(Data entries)
────────────────────────────────────────

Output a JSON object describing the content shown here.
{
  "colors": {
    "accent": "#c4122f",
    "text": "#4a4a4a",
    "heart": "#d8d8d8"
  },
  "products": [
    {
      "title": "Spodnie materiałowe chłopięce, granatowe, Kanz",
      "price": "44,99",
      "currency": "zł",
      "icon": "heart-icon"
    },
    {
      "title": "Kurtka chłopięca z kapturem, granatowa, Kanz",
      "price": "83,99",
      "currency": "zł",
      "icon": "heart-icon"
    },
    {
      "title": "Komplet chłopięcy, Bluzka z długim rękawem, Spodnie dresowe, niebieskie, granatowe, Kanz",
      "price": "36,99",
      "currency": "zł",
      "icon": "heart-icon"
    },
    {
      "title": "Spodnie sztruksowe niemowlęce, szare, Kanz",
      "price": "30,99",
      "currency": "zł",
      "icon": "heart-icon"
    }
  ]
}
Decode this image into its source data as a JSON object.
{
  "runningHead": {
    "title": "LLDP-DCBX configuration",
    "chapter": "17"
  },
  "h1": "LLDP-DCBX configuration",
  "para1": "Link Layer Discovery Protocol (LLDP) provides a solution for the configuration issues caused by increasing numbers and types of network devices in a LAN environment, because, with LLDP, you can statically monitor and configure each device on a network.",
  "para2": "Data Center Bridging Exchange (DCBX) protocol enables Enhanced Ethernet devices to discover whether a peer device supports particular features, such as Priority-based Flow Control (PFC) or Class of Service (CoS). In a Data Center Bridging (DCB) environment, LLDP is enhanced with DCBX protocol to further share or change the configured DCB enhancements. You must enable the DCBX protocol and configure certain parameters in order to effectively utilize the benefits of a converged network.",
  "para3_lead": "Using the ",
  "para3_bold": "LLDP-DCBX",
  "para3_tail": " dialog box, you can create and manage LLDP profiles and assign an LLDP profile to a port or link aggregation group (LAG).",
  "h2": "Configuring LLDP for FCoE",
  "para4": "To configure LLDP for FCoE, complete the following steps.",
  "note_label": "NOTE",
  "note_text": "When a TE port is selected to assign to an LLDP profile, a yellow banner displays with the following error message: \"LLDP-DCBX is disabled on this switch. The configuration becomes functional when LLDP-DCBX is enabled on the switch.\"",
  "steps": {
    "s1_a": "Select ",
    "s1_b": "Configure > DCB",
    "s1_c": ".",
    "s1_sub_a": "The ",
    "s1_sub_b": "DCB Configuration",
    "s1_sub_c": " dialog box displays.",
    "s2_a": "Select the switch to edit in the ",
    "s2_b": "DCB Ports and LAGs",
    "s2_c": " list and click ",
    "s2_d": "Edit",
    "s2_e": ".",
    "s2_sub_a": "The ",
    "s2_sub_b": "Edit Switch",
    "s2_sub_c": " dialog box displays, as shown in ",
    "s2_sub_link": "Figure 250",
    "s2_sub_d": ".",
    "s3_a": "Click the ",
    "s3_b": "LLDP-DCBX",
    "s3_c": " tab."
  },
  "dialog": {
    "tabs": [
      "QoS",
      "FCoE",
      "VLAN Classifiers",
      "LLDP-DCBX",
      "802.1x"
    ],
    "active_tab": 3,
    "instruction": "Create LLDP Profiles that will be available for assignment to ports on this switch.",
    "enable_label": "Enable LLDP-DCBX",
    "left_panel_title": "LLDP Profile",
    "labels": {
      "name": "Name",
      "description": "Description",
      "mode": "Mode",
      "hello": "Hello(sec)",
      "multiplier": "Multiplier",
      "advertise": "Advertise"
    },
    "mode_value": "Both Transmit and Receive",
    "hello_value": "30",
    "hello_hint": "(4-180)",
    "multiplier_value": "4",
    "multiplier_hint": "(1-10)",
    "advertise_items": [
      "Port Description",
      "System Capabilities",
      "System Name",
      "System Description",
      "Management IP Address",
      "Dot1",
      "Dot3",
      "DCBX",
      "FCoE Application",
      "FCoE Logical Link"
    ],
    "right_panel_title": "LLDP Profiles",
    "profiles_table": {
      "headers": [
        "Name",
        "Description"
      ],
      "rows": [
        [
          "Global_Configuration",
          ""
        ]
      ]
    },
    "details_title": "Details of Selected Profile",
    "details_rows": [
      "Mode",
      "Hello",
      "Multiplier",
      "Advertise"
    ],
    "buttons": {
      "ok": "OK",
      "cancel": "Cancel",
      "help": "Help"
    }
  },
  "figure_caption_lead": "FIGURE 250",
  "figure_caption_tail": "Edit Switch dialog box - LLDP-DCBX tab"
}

────────────────────────────────────────

» Task requirements:
Report only the count of lines that include the string "object".

» Answer to the problem:
2